Set exercise:
Reproduce the entries word for word, and omit any picture you find in them.

Data for processing:
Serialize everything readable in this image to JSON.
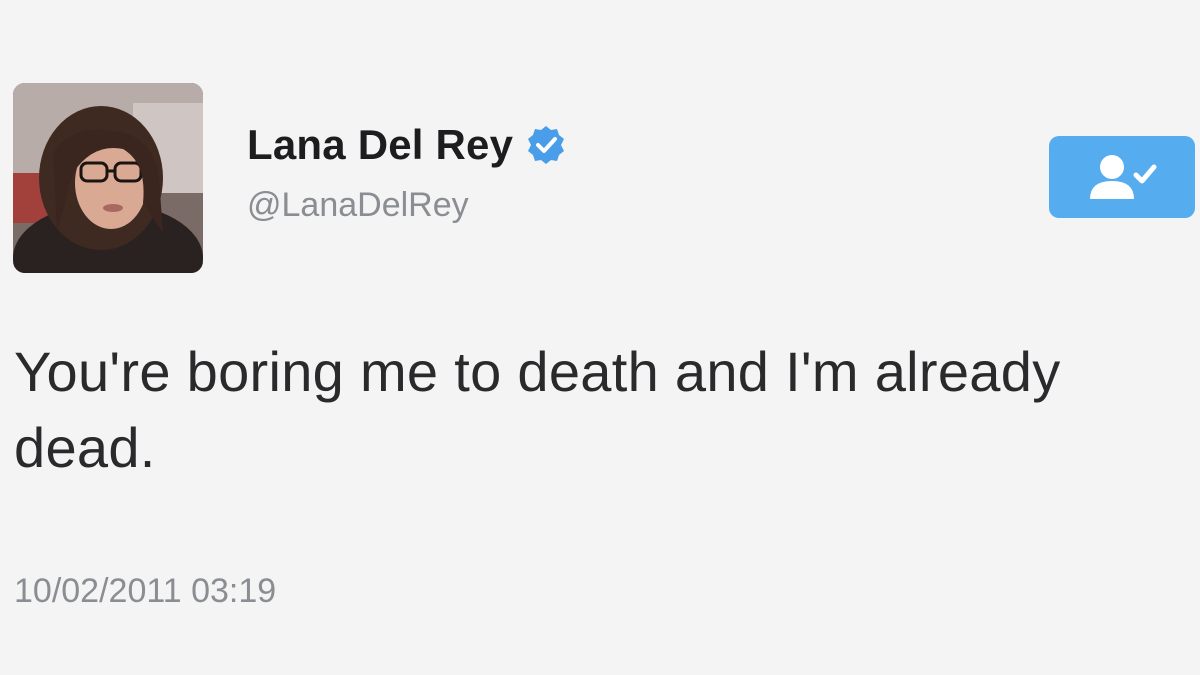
{
  "author": {
    "display_name": "Lana Del Rey",
    "handle": "@LanaDelRey",
    "verified": true,
    "avatar_icon": "profile-photo"
  },
  "follow_button": {
    "icon": "user-following-icon",
    "color": "#55acee"
  },
  "tweet": {
    "text": "You're boring me to death and I'm already dead.",
    "timestamp": "10/02/2011 03:19"
  },
  "colors": {
    "verified_badge": "#4a9de8",
    "handle_text": "#8a8d91",
    "name_text": "#1d1d1f"
  }
}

Exercise answer:
Serialize everything readable in this image to JSON.
{
  "author": {
    "display_name": "Lana Del Rey",
    "handle": "@LanaDelRey",
    "verified": true,
    "avatar_icon": "profile-photo"
  },
  "follow_button": {
    "icon": "user-following-icon",
    "color": "#55acee"
  },
  "tweet": {
    "text": "You're boring me to death and I'm already dead.",
    "timestamp": "10/02/2011 03:19"
  },
  "colors": {
    "verified_badge": "#4a9de8",
    "handle_text": "#8a8d91",
    "name_text": "#1d1d1f"
  }
}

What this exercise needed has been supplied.